Sort through the data and copy the lines holding the word "Mean".

> [Record extracts]
-- Begin --

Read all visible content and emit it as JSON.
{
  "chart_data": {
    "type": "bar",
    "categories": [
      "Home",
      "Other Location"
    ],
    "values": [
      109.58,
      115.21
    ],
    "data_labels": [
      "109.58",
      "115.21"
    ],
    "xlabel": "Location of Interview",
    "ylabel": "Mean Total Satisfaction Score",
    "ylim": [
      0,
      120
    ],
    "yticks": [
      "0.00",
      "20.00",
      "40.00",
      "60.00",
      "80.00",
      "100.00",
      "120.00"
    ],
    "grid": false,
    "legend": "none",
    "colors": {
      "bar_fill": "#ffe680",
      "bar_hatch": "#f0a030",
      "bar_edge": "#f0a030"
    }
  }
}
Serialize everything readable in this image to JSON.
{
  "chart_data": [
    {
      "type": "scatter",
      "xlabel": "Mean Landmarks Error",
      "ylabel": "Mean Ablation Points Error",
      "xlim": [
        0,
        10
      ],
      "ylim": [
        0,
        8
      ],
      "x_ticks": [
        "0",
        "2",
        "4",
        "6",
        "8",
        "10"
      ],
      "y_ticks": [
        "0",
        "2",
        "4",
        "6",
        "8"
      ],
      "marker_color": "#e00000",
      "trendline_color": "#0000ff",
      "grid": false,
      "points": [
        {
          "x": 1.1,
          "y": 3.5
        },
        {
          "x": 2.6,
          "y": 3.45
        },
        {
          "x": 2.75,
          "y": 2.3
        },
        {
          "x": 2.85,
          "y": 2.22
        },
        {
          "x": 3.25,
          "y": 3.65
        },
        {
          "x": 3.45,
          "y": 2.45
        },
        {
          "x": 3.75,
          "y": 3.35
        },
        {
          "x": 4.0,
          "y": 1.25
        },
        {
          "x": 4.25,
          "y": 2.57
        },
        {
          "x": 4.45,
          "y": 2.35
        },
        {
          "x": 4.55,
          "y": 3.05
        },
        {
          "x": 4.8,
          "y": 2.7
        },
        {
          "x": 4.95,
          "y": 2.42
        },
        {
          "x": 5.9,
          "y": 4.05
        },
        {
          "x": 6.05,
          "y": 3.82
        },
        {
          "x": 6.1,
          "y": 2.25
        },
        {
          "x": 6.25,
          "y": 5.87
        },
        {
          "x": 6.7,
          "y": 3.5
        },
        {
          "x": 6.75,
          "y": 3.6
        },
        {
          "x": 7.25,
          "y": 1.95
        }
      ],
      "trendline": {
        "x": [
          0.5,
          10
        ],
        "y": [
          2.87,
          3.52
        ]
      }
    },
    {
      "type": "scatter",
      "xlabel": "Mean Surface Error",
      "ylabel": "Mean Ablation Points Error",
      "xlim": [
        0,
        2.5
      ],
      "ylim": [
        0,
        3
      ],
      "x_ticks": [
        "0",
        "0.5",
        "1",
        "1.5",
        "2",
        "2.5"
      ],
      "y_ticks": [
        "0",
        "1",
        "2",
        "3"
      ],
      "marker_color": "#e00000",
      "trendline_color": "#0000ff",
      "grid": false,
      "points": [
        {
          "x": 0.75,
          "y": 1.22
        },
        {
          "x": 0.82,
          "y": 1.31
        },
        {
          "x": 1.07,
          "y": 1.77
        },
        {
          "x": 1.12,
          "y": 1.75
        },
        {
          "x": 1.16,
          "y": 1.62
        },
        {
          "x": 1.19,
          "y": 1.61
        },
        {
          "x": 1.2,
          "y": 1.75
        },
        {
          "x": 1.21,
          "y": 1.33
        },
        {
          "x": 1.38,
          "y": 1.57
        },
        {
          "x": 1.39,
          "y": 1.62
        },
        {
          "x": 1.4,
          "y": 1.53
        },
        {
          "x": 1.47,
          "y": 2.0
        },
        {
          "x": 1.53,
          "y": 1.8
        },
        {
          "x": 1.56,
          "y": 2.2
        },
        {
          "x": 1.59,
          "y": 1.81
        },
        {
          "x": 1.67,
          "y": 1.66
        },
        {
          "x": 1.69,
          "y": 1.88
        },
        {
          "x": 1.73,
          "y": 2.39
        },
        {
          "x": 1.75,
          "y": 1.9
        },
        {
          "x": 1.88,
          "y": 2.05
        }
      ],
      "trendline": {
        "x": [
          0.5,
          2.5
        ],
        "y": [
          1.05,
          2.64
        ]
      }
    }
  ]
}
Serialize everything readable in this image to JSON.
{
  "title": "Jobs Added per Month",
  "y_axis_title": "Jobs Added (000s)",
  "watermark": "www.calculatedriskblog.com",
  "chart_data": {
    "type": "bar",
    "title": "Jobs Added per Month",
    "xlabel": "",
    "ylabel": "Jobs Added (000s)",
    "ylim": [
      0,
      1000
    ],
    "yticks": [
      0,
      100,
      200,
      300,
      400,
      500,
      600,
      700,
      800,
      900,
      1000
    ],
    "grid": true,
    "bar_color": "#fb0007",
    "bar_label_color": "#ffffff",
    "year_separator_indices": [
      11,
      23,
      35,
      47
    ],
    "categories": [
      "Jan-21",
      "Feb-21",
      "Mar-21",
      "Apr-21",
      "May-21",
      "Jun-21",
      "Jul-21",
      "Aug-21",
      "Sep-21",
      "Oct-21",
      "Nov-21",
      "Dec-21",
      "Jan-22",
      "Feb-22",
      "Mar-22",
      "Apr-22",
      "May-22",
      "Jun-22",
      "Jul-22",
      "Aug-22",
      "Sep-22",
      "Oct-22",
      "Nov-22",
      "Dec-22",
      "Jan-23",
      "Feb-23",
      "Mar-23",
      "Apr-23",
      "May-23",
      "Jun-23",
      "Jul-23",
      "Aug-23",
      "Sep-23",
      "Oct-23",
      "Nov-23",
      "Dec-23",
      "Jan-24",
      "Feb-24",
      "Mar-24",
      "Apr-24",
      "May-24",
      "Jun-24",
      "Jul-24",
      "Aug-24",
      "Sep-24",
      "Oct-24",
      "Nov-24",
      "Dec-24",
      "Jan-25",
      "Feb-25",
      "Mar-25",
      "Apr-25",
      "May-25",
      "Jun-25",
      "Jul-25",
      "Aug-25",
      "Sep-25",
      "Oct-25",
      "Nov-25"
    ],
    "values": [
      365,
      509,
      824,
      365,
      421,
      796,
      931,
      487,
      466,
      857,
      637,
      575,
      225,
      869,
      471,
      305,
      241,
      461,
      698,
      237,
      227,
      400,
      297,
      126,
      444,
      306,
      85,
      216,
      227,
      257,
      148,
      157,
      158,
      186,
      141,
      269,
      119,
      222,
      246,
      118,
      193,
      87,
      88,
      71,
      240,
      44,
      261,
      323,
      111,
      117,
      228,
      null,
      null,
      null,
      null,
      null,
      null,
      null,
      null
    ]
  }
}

-- End --

> [Answer to this exercise]
    "ylabel": "Mean Total Satisfaction Score",
      "xlabel": "Mean Landmarks Error",
      "ylabel": "Mean Ablation Points Error",
      "xlabel": "Mean Surface Error",
      "ylabel": "Mean Ablation Points Error",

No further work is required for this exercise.